- EXERCISE DATA:
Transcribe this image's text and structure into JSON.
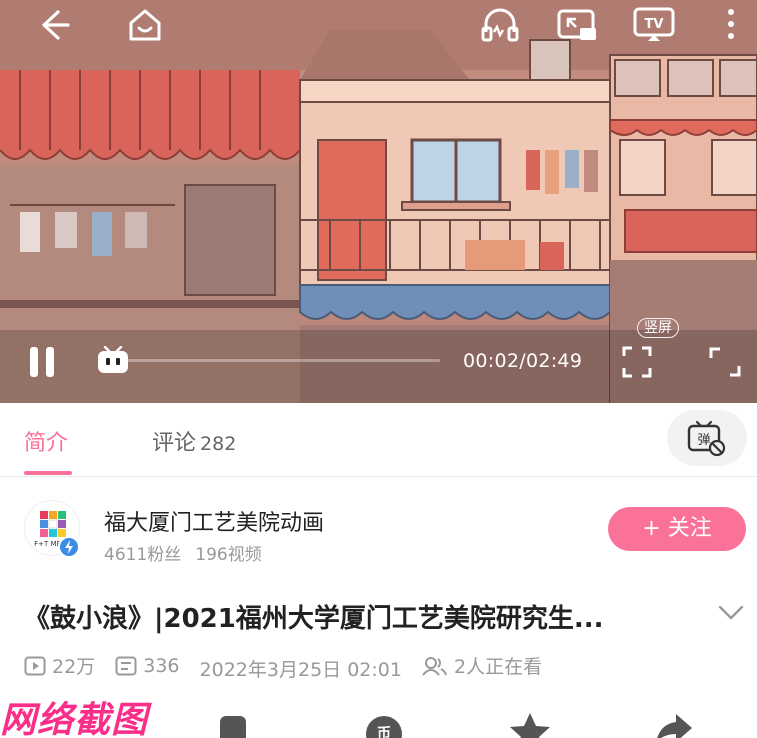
{
  "player": {
    "current_time": "00:02",
    "duration": "02:49",
    "time_display": "00:02/02:49",
    "vertical_badge": "竖屏",
    "progress_fraction": 0.012
  },
  "tabs": [
    {
      "label": "简介",
      "active": true
    },
    {
      "label": "评论",
      "count": "282",
      "active": false
    }
  ],
  "danmaku_button_icon": "danmaku-off-icon",
  "uploader": {
    "name": "福大厦门工艺美院动画",
    "fans": "4611粉丝",
    "videos": "196视频",
    "follow_label": "+ 关注",
    "avatar_text": "F+T MESIS"
  },
  "video": {
    "title": "《鼓小浪》|2021福州大学厦门工艺美院研究生...",
    "views": "22万",
    "danmaku_count": "336",
    "date": "2022年3月25日 02:01",
    "watching": "2人正在看"
  },
  "watermark": "网络截图",
  "colors": {
    "accent": "#fb7299",
    "verified": "#3b8de8"
  }
}
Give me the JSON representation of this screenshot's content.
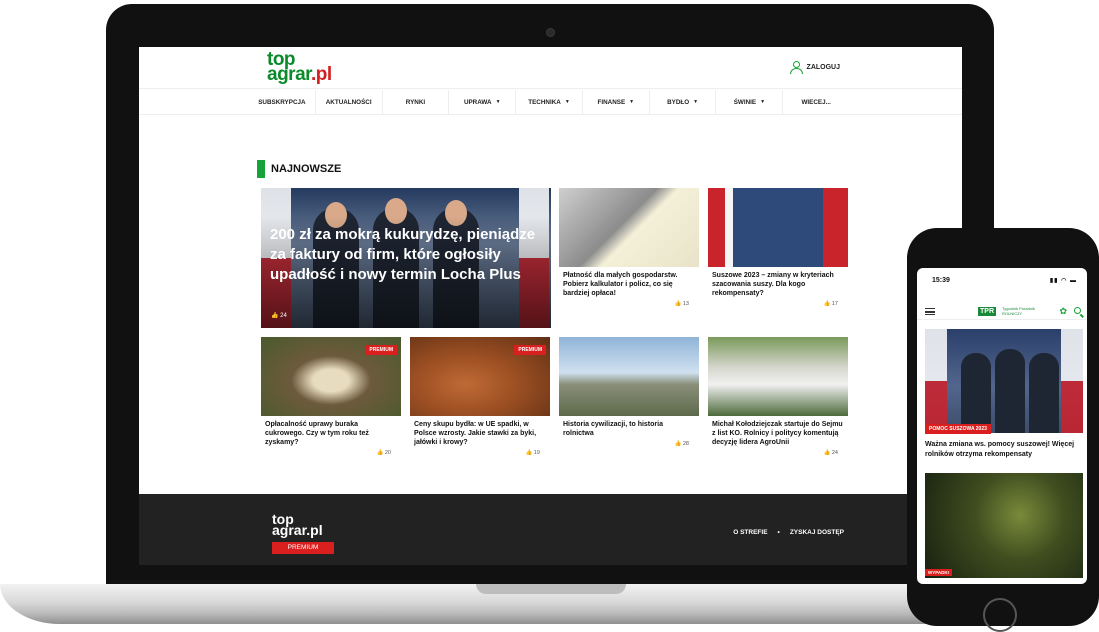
{
  "site": {
    "logo_top": "top",
    "logo_main": "agrar",
    "logo_tld": ".pl",
    "login_label": "ZALOGUJ"
  },
  "nav": {
    "items": [
      {
        "label": "SUBSKRYPCJA",
        "dropdown": false
      },
      {
        "label": "AKTUALNOŚCI",
        "dropdown": false
      },
      {
        "label": "RYNKI",
        "dropdown": false
      },
      {
        "label": "UPRAWA",
        "dropdown": true
      },
      {
        "label": "TECHNIKA",
        "dropdown": true
      },
      {
        "label": "FINANSE",
        "dropdown": true
      },
      {
        "label": "BYDŁO",
        "dropdown": true
      },
      {
        "label": "ŚWINIE",
        "dropdown": true
      },
      {
        "label": "WIECEJ...",
        "dropdown": false
      }
    ]
  },
  "section": {
    "title": "NAJNOWSZE"
  },
  "hero": {
    "title": "200 zł za mokrą kukurydzę, pieniądze za faktury od firm, które ogłosiły upadłość i nowy termin Locha Plus",
    "likes": "24"
  },
  "cards": [
    {
      "title": "Płatność dla małych gospodarstw. Pobierz kalkulator i policz, co się bardziej opłaca!",
      "likes": "13",
      "premium": false
    },
    {
      "title": "Suszowe 2023 – zmiany w kryteriach szacowania suszy. Dla kogo rekompensaty?",
      "likes": "17",
      "premium": false
    },
    {
      "title": "Opłacalność uprawy buraka cukrowego. Czy w tym roku też zyskamy?",
      "likes": "20",
      "premium": true
    },
    {
      "title": "Ceny skupu bydła: w UE spadki, w Polsce wzrosty. Jakie stawki za byki, jałówki i krowy?",
      "likes": "19",
      "premium": true
    },
    {
      "title": "Historia cywilizacji, to historia rolnictwa",
      "likes": "28",
      "premium": false
    },
    {
      "title": "Michał Kołodziejczak startuje do Sejmu z list KO. Rolnicy i politycy komentują decyzję lidera AgroUnii",
      "likes": "24",
      "premium": false
    }
  ],
  "premium_label": "PREMIUM",
  "footer": {
    "logo_top": "top",
    "logo_main": "agrar.pl",
    "premium": "PREMIUM",
    "link1": "O STREFIE",
    "separator": "•",
    "link2": "ZYSKAJ DOSTĘP"
  },
  "phone": {
    "time": "15:39",
    "status_icons": "▮▮ ◠ ▬",
    "brand": "TPR",
    "brand_sub_1": "Tygodnik Poradnik",
    "brand_sub_2": "ROLNICZY",
    "tag1": "POMOC SUSZOWA 2023",
    "title1": "Ważna zmiana ws. pomocy suszowej! Więcej rolników otrzyma rekompensaty",
    "tag2": "WYPADKI"
  },
  "colors": {
    "brand_green": "#0b8a2b",
    "accent_red": "#d9201f",
    "footer_bg": "#222222"
  }
}
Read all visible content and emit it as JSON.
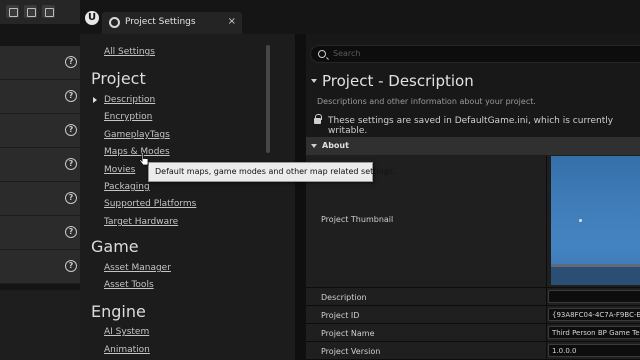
{
  "window": {
    "tab_title": "Project Settings",
    "close_glyph": "×"
  },
  "sidebar": {
    "all_settings": "All Settings",
    "groups": [
      {
        "heading": "Project",
        "items": [
          "Description",
          "Encryption",
          "GameplayTags",
          "Maps & Modes",
          "Movies",
          "Packaging",
          "Supported Platforms",
          "Target Hardware"
        ]
      },
      {
        "heading": "Game",
        "items": [
          "Asset Manager",
          "Asset Tools"
        ]
      },
      {
        "heading": "Engine",
        "items": [
          "AI System",
          "Animation"
        ]
      }
    ],
    "selected_item": "Description"
  },
  "content": {
    "search_placeholder": "Search",
    "section_title": "Project - Description",
    "section_description": "Descriptions and other information about your project.",
    "saved_notice": "These settings are saved in DefaultGame.ini, which is currently writable.",
    "category_header": "About",
    "properties": [
      {
        "name": "Project Thumbnail",
        "value": ""
      },
      {
        "name": "Description",
        "value": ""
      },
      {
        "name": "Project ID",
        "value": "{93A8FC04-4C7A-F9BC-E"
      },
      {
        "name": "Project Name",
        "value": "Third Person BP Game Te"
      },
      {
        "name": "Project Version",
        "value": "1.0.0.0"
      }
    ]
  },
  "tooltip": {
    "text": "Default maps, game modes and other map related settings."
  },
  "icons": {
    "logo": "unreal-logo-icon",
    "tab": "settings-icon",
    "search": "search-icon",
    "lock": "lock-icon",
    "help": "help-icon"
  },
  "colors": {
    "window_bg": "#0f0f0f",
    "sidebar_bg": "#1c1c1c",
    "header_bg": "#303030",
    "tooltip_bg": "#ececec",
    "thumbnail_sky": "#3f7cb8"
  }
}
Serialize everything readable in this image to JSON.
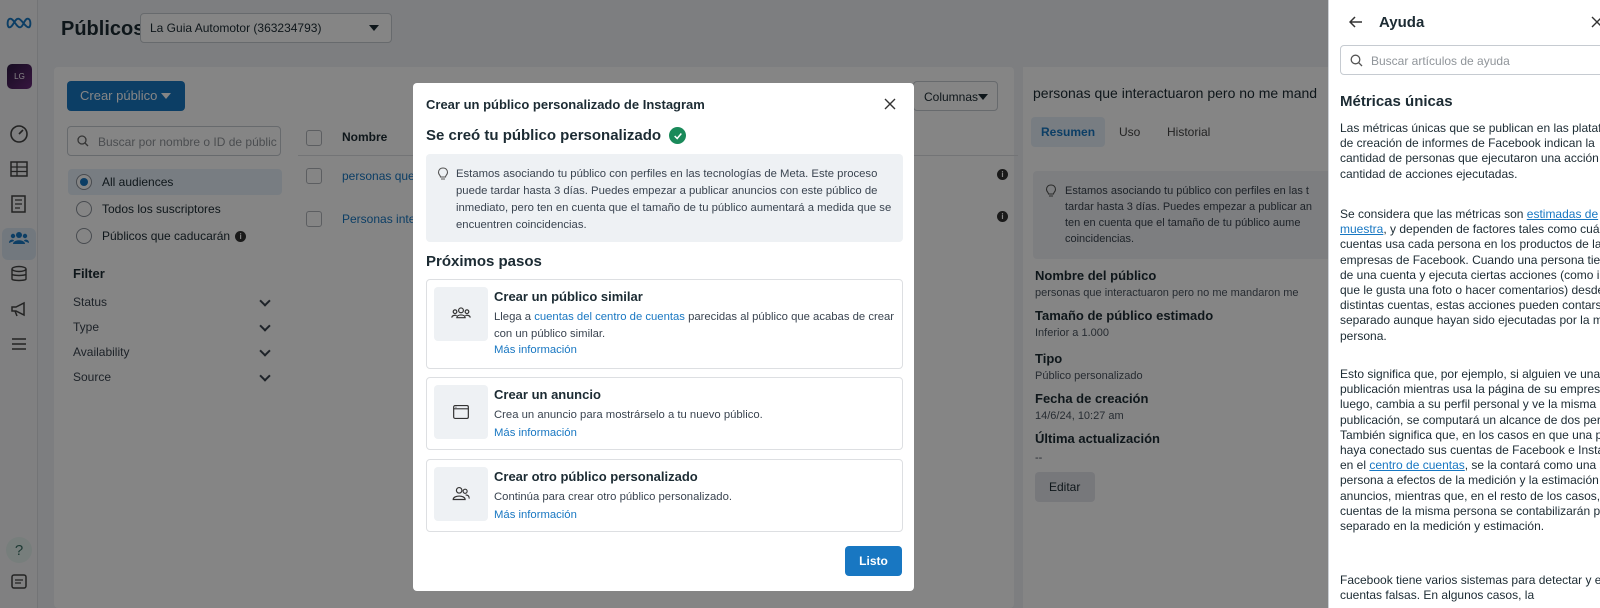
{
  "header": {
    "page_title": "Públicos",
    "account_selector": "La Guia Automotor (363234793)"
  },
  "rail": {
    "avatar_text": "LG"
  },
  "toolbar": {
    "create_button": "Crear público",
    "search_placeholder": "Buscar por nombre o ID de públic",
    "columns_button": "Columnas"
  },
  "audience_filters": [
    {
      "label": "All audiences",
      "selected": true
    },
    {
      "label": "Todos los suscriptores",
      "selected": false
    },
    {
      "label": "Públicos que caducarán",
      "selected": false
    }
  ],
  "filter": {
    "title": "Filter",
    "items": [
      "Status",
      "Type",
      "Availability",
      "Source"
    ]
  },
  "table": {
    "column_name": "Nombre",
    "rows": [
      "personas que i",
      "Personas intere"
    ]
  },
  "detail": {
    "title": "personas que interactuaron pero no me mand",
    "tabs": [
      "Resumen",
      "Uso",
      "Historial"
    ],
    "info_lines": [
      "Estamos asociando tu público con perfiles en las t",
      "tardar hasta 3 días. Puedes empezar a publicar an",
      "ten en cuenta que el tamaño de tu público aume",
      "coincidencias."
    ],
    "fields": [
      {
        "label": "Nombre del público",
        "value": "personas que interactuaron pero no me mandaron me"
      },
      {
        "label": "Tamaño de público estimado",
        "value": "Inferior a 1.000"
      },
      {
        "label": "Tipo",
        "value": "Público personalizado"
      },
      {
        "label": "Fecha de creación",
        "value": "14/6/24, 10:27 am"
      },
      {
        "label": "Última actualización",
        "value": "--"
      }
    ],
    "edit_button": "Editar"
  },
  "modal": {
    "title": "Crear un público personalizado de Instagram",
    "success_heading": "Se creó tu público personalizado",
    "info_text": "Estamos asociando tu público con perfiles en las tecnologías de Meta. Este proceso puede tardar hasta 3 días. Puedes empezar a publicar anuncios con este público de inmediato, pero ten en cuenta que el tamaño de tu público aumentará a medida que se encuentren coincidencias.",
    "next_steps_heading": "Próximos pasos",
    "cards": [
      {
        "icon": "people-group-icon",
        "title": "Crear un público similar",
        "desc_before": "Llega a ",
        "desc_link": "cuentas del centro de cuentas",
        "desc_after": " parecidas al público que acabas de crear con un público similar.",
        "more": "Más información"
      },
      {
        "icon": "ad-window-icon",
        "title": "Crear un anuncio",
        "desc": "Crea un anuncio para mostrárselo a tu nuevo público.",
        "more": "Más información"
      },
      {
        "icon": "people-pair-icon",
        "title": "Crear otro público personalizado",
        "desc": "Continúa para crear otro público personalizado.",
        "more": "Más información"
      }
    ],
    "done_button": "Listo"
  },
  "help": {
    "title": "Ayuda",
    "search_placeholder": "Buscar artículos de ayuda",
    "article_title": "Métricas únicas",
    "p1": "Las métricas únicas que se publican en las plataformas de creación de informes de Facebook indican la cantidad de personas que ejecutaron una acción, no la cantidad de acciones ejecutadas.",
    "p2_before": "Se considera que las métricas son ",
    "p2_link": "estimadas de muestra",
    "p2_after": ", y dependen de factores tales como cuántas cuentas usa cada persona en los productos de las empresas de Facebook. Cuando una persona tiene más de una cuenta y ejecuta ciertas acciones (como indicar que le gusta una foto o hacer comentarios) desde distintas cuentas, estas acciones pueden contarse por separado aunque hayan sido ejecutadas por la misma persona.",
    "p3_before": "Esto significa que, por ejemplo, si alguien ve una publicación mientras usa la página de su empresa y, luego, cambia a su perfil personal y ve la misma publicación, se computará un alcance de dos personas. También significa que, en los casos en que una persona haya conectado sus cuentas de Facebook e Instagram en el ",
    "p3_link": "centro de cuentas",
    "p3_after": ", se la contará como una sola persona a efectos de la medición y la estimación de anuncios, mientras que, en el resto de los casos, las cuentas de la misma persona se contabilizarán por separado en la medición y estimación.",
    "p4": "Facebook tiene varios sistemas para detectar y eliminar cuentas falsas. En algunos casos, la"
  }
}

- TASK STATEMENT: Each line that contains the string "mientras" counts once; report how many such lines the entries have, giving only the number.

- RESULT OF THE TASK: 2